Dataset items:
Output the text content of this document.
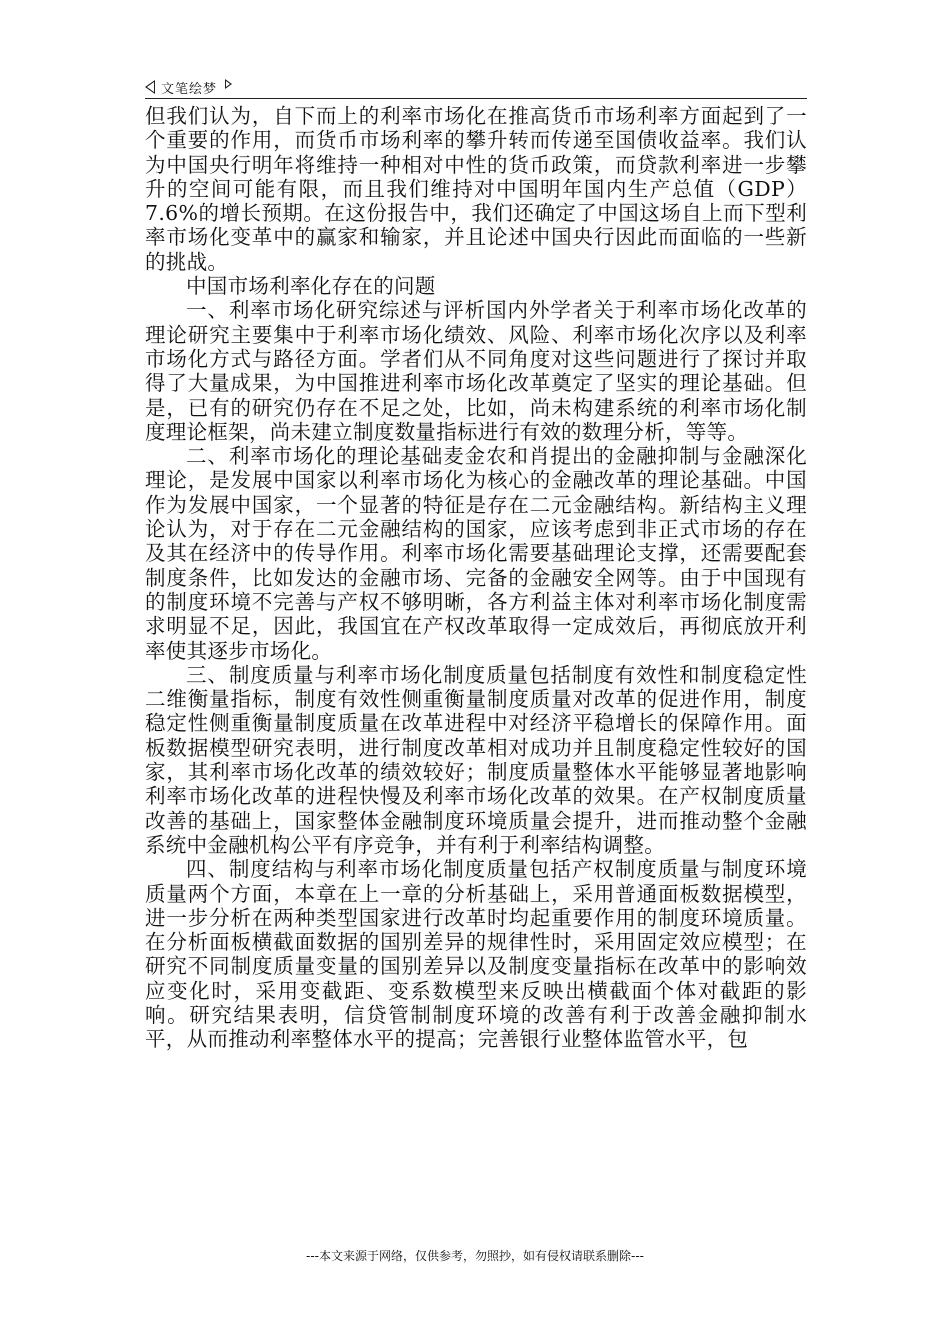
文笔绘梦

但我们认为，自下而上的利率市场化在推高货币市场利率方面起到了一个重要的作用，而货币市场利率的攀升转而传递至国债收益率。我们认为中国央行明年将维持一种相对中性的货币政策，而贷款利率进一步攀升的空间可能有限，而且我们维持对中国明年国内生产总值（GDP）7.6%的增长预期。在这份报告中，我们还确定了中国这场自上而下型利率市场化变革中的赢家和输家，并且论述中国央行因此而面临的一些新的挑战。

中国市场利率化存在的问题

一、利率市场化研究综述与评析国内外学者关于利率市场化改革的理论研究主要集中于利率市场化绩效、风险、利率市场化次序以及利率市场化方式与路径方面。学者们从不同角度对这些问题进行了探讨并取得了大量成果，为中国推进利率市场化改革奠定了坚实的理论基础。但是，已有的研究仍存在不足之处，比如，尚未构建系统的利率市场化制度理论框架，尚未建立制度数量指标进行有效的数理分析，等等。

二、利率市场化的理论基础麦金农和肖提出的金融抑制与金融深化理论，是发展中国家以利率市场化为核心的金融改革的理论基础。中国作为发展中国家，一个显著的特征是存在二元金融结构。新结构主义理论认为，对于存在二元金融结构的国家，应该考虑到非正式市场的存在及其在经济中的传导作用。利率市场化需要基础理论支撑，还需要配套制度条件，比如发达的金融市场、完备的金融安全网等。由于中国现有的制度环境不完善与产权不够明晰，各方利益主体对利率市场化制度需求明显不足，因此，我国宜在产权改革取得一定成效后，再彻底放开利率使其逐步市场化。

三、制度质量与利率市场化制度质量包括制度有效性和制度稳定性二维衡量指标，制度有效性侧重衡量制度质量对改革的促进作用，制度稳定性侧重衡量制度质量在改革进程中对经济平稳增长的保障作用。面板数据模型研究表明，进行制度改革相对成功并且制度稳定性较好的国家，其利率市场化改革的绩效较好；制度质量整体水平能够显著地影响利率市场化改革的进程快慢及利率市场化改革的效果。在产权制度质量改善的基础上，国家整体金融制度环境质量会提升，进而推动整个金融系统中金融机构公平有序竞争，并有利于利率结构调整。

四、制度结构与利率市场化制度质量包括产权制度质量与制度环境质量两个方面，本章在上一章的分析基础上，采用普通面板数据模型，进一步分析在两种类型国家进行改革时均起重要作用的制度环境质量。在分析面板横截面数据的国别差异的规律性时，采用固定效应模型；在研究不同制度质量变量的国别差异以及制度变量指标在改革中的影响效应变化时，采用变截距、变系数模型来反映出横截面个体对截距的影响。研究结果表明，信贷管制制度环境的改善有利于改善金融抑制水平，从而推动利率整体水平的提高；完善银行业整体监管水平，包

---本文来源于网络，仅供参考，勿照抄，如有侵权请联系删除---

▸ WHAT YOU HAVE TO DO:
Omit the pictures and output all of the other material exactly.

▸ FULL ANSWER:
Output the text content of this document.
文笔绘梦

但我们认为，自下而上的利率市场化在推高货币市场利率方面起到了一个重要的作用，而货币市场利率的攀升转而传递至国债收益率。我们认为中国央行明年将维持一种相对中性的货币政策，而贷款利率进一步攀升的空间可能有限，而且我们维持对中国明年国内生产总值（GDP）7.6%的增长预期。在这份报告中，我们还确定了中国这场自上而下型利率市场化变革中的赢家和输家，并且论述中国央行因此而面临的一些新的挑战。

中国市场利率化存在的问题

一、利率市场化研究综述与评析国内外学者关于利率市场化改革的理论研究主要集中于利率市场化绩效、风险、利率市场化次序以及利率市场化方式与路径方面。学者们从不同角度对这些问题进行了探讨并取得了大量成果，为中国推进利率市场化改革奠定了坚实的理论基础。但是，已有的研究仍存在不足之处，比如，尚未构建系统的利率市场化制度理论框架，尚未建立制度数量指标进行有效的数理分析，等等。

二、利率市场化的理论基础麦金农和肖提出的金融抑制与金融深化理论，是发展中国家以利率市场化为核心的金融改革的理论基础。中国作为发展中国家，一个显著的特征是存在二元金融结构。新结构主义理论认为，对于存在二元金融结构的国家，应该考虑到非正式市场的存在及其在经济中的传导作用。利率市场化需要基础理论支撑，还需要配套制度条件，比如发达的金融市场、完备的金融安全网等。由于中国现有的制度环境不完善与产权不够明晰，各方利益主体对利率市场化制度需求明显不足，因此，我国宜在产权改革取得一定成效后，再彻底放开利率使其逐步市场化。

三、制度质量与利率市场化制度质量包括制度有效性和制度稳定性二维衡量指标，制度有效性侧重衡量制度质量对改革的促进作用，制度稳定性侧重衡量制度质量在改革进程中对经济平稳增长的保障作用。面板数据模型研究表明，进行制度改革相对成功并且制度稳定性较好的国家，其利率市场化改革的绩效较好；制度质量整体水平能够显著地影响利率市场化改革的进程快慢及利率市场化改革的效果。在产权制度质量改善的基础上，国家整体金融制度环境质量会提升，进而推动整个金融系统中金融机构公平有序竞争，并有利于利率结构调整。

四、制度结构与利率市场化制度质量包括产权制度质量与制度环境质量两个方面，本章在上一章的分析基础上，采用普通面板数据模型，进一步分析在两种类型国家进行改革时均起重要作用的制度环境质量。在分析面板横截面数据的国别差异的规律性时，采用固定效应模型；在研究不同制度质量变量的国别差异以及制度变量指标在改革中的影响效应变化时，采用变截距、变系数模型来反映出横截面个体对截距的影响。研究结果表明，信贷管制制度环境的改善有利于改善金融抑制水平，从而推动利率整体水平的提高；完善银行业整体监管水平，包

---本文来源于网络，仅供参考，勿照抄，如有侵权请联系删除---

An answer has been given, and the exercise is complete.